[Begin]

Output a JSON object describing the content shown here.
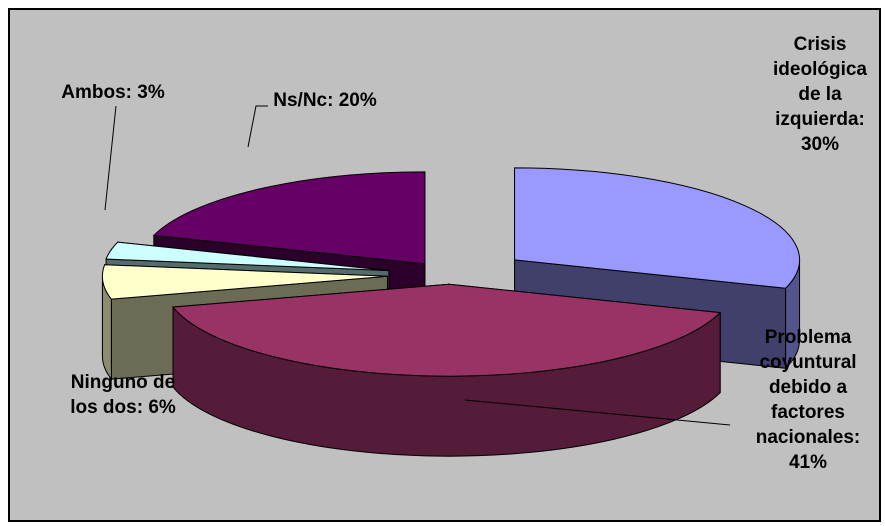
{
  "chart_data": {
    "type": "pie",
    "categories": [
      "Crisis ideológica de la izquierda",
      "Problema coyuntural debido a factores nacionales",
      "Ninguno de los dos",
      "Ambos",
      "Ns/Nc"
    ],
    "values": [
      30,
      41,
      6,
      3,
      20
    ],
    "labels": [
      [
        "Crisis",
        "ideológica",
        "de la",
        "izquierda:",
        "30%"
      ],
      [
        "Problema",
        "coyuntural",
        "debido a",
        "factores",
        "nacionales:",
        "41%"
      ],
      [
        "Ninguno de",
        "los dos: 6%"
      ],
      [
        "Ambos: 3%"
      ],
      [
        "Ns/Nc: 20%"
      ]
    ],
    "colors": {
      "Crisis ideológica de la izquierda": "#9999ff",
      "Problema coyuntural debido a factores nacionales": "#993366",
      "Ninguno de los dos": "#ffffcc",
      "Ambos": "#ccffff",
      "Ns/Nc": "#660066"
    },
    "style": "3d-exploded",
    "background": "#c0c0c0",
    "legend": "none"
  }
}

[End]

- _Do this_
Write out each entry exactly as given, but skip the pictures.

- _Task solution_
Output a JSON object describing the content shown here.
{
  "chart_data": {
    "type": "pie",
    "categories": [
      "Crisis ideológica de la izquierda",
      "Problema coyuntural debido a factores nacionales",
      "Ninguno de los dos",
      "Ambos",
      "Ns/Nc"
    ],
    "values": [
      30,
      41,
      6,
      3,
      20
    ],
    "labels": [
      [
        "Crisis",
        "ideológica",
        "de la",
        "izquierda:",
        "30%"
      ],
      [
        "Problema",
        "coyuntural",
        "debido a",
        "factores",
        "nacionales:",
        "41%"
      ],
      [
        "Ninguno de",
        "los dos: 6%"
      ],
      [
        "Ambos: 3%"
      ],
      [
        "Ns/Nc: 20%"
      ]
    ],
    "colors": {
      "Crisis ideológica de la izquierda": "#9999ff",
      "Problema coyuntural debido a factores nacionales": "#993366",
      "Ninguno de los dos": "#ffffcc",
      "Ambos": "#ccffff",
      "Ns/Nc": "#660066"
    },
    "style": "3d-exploded",
    "background": "#c0c0c0",
    "legend": "none"
  }
}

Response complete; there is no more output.